Big Data & Brews: Pivotal’s Chief Scientist on the Early Days of Hadoop
Milind is one of the early contributors to Hadoop (he’s been working on it since 1.0) so it was a great wrap up to our conversation hearing about what it was like for him in the early days implementing Hadoop at Yahoo. We also had a chance to discuss his thoughts on Apache Mesos, what he thinks the next big thing in big data will be, and when he first realized that the Hadoop was gaining traction.
Pull up a KingFisher of your own and enjoy. :)
Stefan: Welcome back to Big Data & Brews. Today we have Milind. Cheers.
Stefan: From Pivotal and Yahoo, and I didn’t know you’re a rocket scientist.
Milind: That way, I’m a molecular dynamicist, whatever they call them, because back in Helena, when I was doing my PhD, I worked on molecular dynamics applications. I understand the same thing about molecular dynamics, as I understand about rockets. Nothing.
Stefan: But you wrote the software for it.
Milind: I wrote the software for it, yeah.
Stefan: In our last episode, we talked a little bit about the fun experience and kind of the beginnings of Hadoop at Yahoo. What is one of the most fun stories in the team, in the early days you think of? What was the biggest bang or the most breakthrough?
Milind: I believe fun things. Mahdev Gourner and Hirang. They were our first support engineers. Every afternoon from 3:00 to 5:00 they would actually sit near the phone in their cubes, and early Hadoop users at Yahoo would actually call them. The first Operations person that we hired, I mean Hadoop was rapidly developing. I think at one point there were three users in the space of a week, just bug fixing. At that time we did not have processes around Hadoop because no production work was actually being done there, right? Most of these early Hadoop users were what you now call as data scientists, exploring data.
Stefan: Real data scientists. I mean today, everybody is it.
Milind: Yeah, real data scientists.
Stefan: No, my grandmother is a data scientist. She did a web-based data scientist training, got a certificate by email and … no, I’m …
Milind: Okay. It’s possible, I don’t know.
Stefan: No, but I mean today, every organization that provides Twitter training is providing data scientist training now. That was like real, PhD scientists, right? [2:56]
Milind: Right, absolutely. They were doing real, live scale natural language processing, that kind of stuff.
Stefan: Mostly on the web corpus was my understanding.
Milind: Almost all of that work was on the web corpus, because the first data set that I remember, that we loaded, was the million best English language pages, or something like that. From within the web corpus, you probably know the name Arkady Borkovsky. Arkady later went on to become CTO of Yandex Labs. He is primarily responsible for Hadoop streaming. That was the data set that he had generated offline, so we brought that in and a lot of work actually went on that, initially.

Given material »

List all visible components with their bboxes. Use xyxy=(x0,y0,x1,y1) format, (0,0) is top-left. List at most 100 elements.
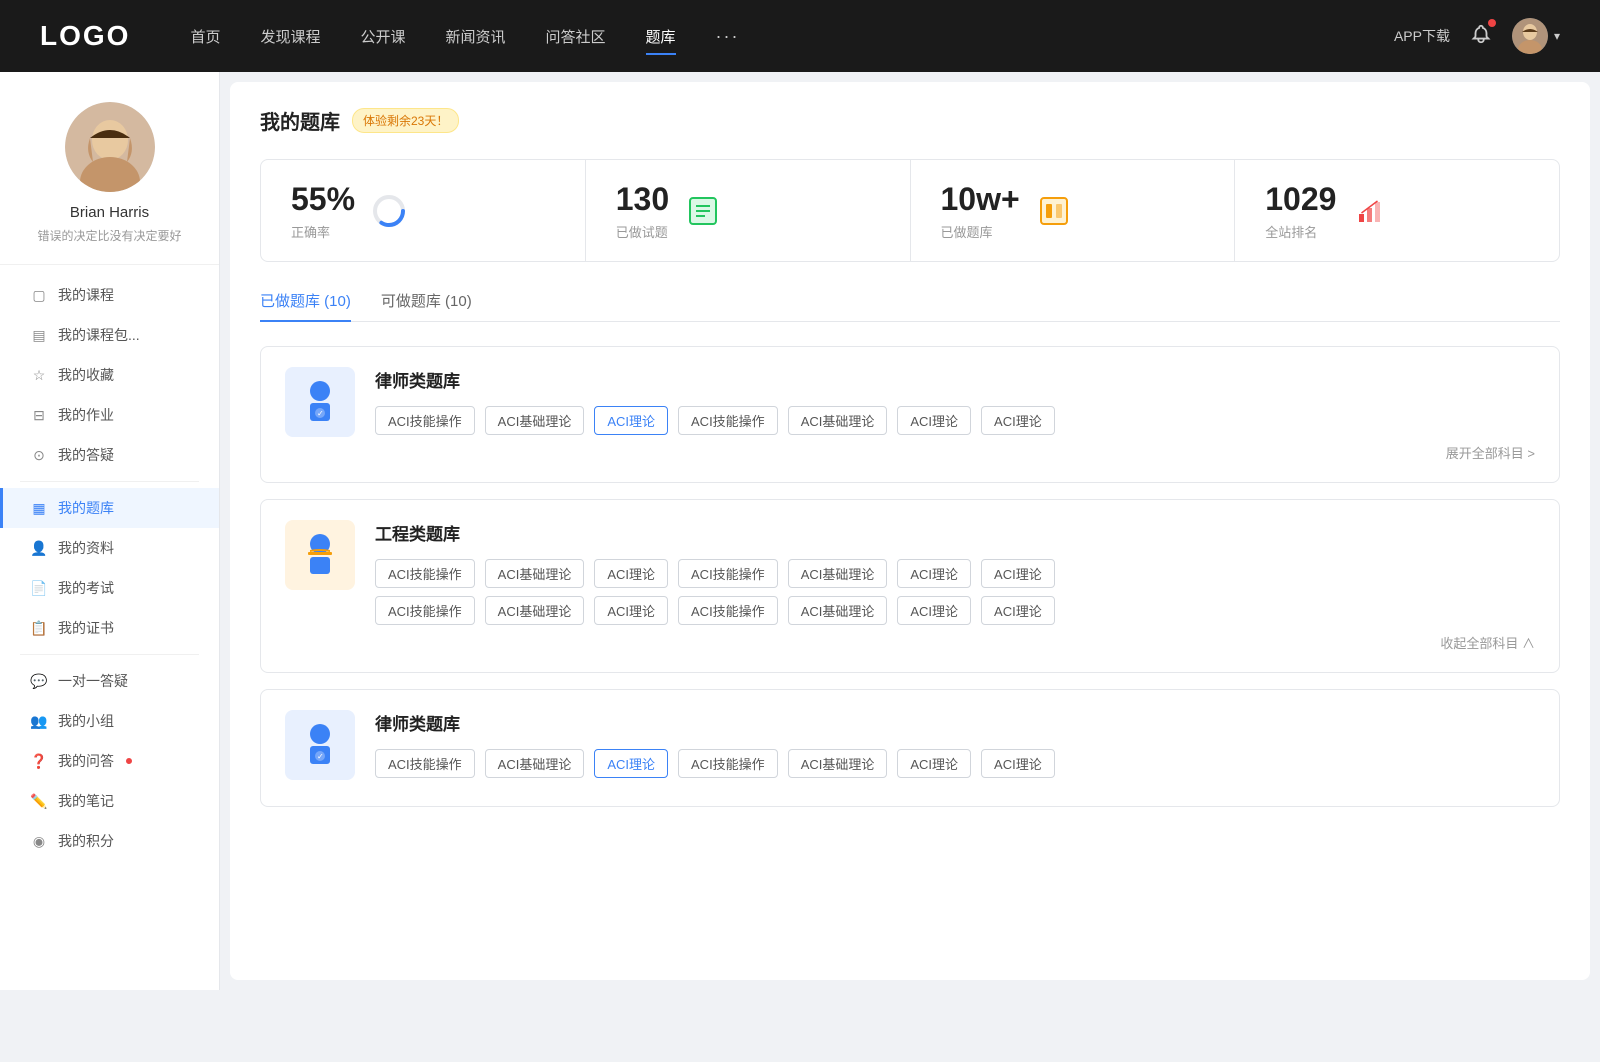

Exercise objective »
Write the next part of the Hadoop interview, starting right after its final sentence. The lines above come from a separate source.

Answer to this exercise »
Operations, we didn’t have any processes, we just basically, the new release comes out, “Hey, let’s just deploy it, right? Shut off the clusters, all the 600 unit cluster, Kryptonite.” Shut off the clusters …
Stefan: And the phone rings.
Milind: Suddenly phone rings, “What happened to my job? You shut down the cluster!” “Okay, it will be up in another 15 minutes, don’t worry about it.”
Stefan: If we would do that today, there might be more than a phone that’s ringing. [4:06]
Milind: Exactly. Then sanity prevailed, there were people actually deploying the clusters by giving the users warning, saying, “Hey, Wednesday evening we are going to deploy the cluster” all those kinds of things. I went on to start a team within the Hadoop team, called the Grid Solutions Team. Earlier, it used to be called the Utility Computing Group. That did not quite fly, so we changed the name to Grid Computing Group.
I started a team called Grid Solutions Team, which was all these hundreds of new migrants to Hadoop from all over Yahoo!. This was sort of helping them architect their applications, or pull their applications to run on top of Hadoop. Ultimately that team grew to around six people here in the US and 40 people in India, in Bangalore.
It was a really nice team. We got to play with early Hadoop users, we actually got to look at how people are using Hadoop, what kind of applications they are using on Hadoop, that kind of thing. Also, around the upgrade time, that’s when our headache essentially grew. The API’s would suddenly change.
Stefan: That still happens today, by the way. Don’t want to blame anybody.
Milind: We had some open to all clusters, I mean these were not operated according to strict SLA’s or anything like that. Any new release of Hadoop, we’ll first deploy there, literally ask people to play with that and then pull their applications there.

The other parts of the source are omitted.